DATA FOR THE TASK.

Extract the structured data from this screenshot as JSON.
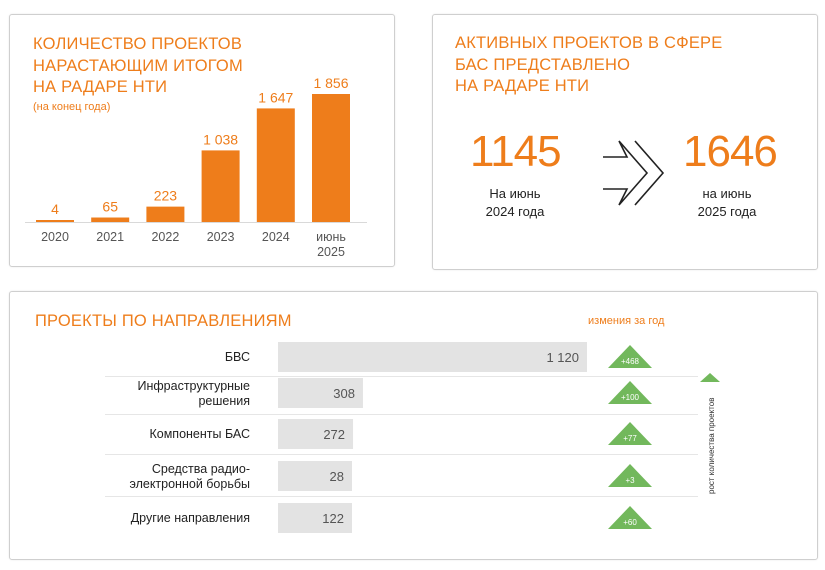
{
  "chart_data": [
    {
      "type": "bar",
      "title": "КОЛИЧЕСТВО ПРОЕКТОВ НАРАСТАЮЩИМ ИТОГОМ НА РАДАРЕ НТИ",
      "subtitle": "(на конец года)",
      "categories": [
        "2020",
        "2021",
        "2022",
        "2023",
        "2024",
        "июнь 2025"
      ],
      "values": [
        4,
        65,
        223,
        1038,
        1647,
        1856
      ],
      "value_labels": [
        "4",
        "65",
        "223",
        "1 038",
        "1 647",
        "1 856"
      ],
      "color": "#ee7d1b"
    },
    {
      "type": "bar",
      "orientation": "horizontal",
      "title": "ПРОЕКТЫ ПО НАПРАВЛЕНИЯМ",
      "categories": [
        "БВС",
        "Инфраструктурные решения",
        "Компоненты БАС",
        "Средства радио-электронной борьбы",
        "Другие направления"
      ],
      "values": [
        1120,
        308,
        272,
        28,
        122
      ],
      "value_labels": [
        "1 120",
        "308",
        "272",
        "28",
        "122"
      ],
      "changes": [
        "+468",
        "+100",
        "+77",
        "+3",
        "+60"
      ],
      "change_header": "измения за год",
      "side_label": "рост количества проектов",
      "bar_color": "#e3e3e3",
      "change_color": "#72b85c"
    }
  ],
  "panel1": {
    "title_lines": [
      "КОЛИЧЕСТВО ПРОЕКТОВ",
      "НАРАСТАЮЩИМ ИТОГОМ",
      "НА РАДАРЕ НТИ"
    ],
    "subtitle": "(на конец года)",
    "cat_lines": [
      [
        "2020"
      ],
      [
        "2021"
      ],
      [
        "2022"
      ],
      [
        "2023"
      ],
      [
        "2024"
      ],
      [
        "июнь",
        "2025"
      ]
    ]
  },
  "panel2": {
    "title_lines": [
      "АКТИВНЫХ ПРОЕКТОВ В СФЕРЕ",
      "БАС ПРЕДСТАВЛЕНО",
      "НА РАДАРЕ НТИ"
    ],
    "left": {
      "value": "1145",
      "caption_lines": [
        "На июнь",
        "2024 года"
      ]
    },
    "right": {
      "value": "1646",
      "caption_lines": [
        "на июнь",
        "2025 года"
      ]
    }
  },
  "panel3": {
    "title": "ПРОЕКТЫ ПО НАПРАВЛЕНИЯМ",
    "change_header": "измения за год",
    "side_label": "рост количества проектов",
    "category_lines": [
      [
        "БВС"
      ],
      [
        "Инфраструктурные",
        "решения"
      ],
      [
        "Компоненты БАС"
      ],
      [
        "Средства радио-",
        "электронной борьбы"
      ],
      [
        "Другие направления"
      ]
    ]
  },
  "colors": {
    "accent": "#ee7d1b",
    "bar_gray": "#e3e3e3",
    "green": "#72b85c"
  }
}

EXERCISE INSTRUCTIONS.
Output all of the entries verbatim, leaving out any images.

SOLUTION FOR THIS EXERCISE.
Extract the structured data from this screenshot as JSON.
{
  "chart_data": [
    {
      "type": "bar",
      "title": "КОЛИЧЕСТВО ПРОЕКТОВ НАРАСТАЮЩИМ ИТОГОМ НА РАДАРЕ НТИ",
      "subtitle": "(на конец года)",
      "categories": [
        "2020",
        "2021",
        "2022",
        "2023",
        "2024",
        "июнь 2025"
      ],
      "values": [
        4,
        65,
        223,
        1038,
        1647,
        1856
      ],
      "value_labels": [
        "4",
        "65",
        "223",
        "1 038",
        "1 647",
        "1 856"
      ],
      "color": "#ee7d1b"
    },
    {
      "type": "bar",
      "orientation": "horizontal",
      "title": "ПРОЕКТЫ ПО НАПРАВЛЕНИЯМ",
      "categories": [
        "БВС",
        "Инфраструктурные решения",
        "Компоненты БАС",
        "Средства радио-электронной борьбы",
        "Другие направления"
      ],
      "values": [
        1120,
        308,
        272,
        28,
        122
      ],
      "value_labels": [
        "1 120",
        "308",
        "272",
        "28",
        "122"
      ],
      "changes": [
        "+468",
        "+100",
        "+77",
        "+3",
        "+60"
      ],
      "change_header": "измения за год",
      "side_label": "рост количества проектов",
      "bar_color": "#e3e3e3",
      "change_color": "#72b85c"
    }
  ],
  "panel1": {
    "title_lines": [
      "КОЛИЧЕСТВО ПРОЕКТОВ",
      "НАРАСТАЮЩИМ ИТОГОМ",
      "НА РАДАРЕ НТИ"
    ],
    "subtitle": "(на конец года)",
    "cat_lines": [
      [
        "2020"
      ],
      [
        "2021"
      ],
      [
        "2022"
      ],
      [
        "2023"
      ],
      [
        "2024"
      ],
      [
        "июнь",
        "2025"
      ]
    ]
  },
  "panel2": {
    "title_lines": [
      "АКТИВНЫХ ПРОЕКТОВ В СФЕРЕ",
      "БАС ПРЕДСТАВЛЕНО",
      "НА РАДАРЕ НТИ"
    ],
    "left": {
      "value": "1145",
      "caption_lines": [
        "На июнь",
        "2024 года"
      ]
    },
    "right": {
      "value": "1646",
      "caption_lines": [
        "на июнь",
        "2025 года"
      ]
    }
  },
  "panel3": {
    "title": "ПРОЕКТЫ ПО НАПРАВЛЕНИЯМ",
    "change_header": "измения за год",
    "side_label": "рост количества проектов",
    "category_lines": [
      [
        "БВС"
      ],
      [
        "Инфраструктурные",
        "решения"
      ],
      [
        "Компоненты БАС"
      ],
      [
        "Средства радио-",
        "электронной борьбы"
      ],
      [
        "Другие направления"
      ]
    ]
  },
  "colors": {
    "accent": "#ee7d1b",
    "bar_gray": "#e3e3e3",
    "green": "#72b85c"
  }
}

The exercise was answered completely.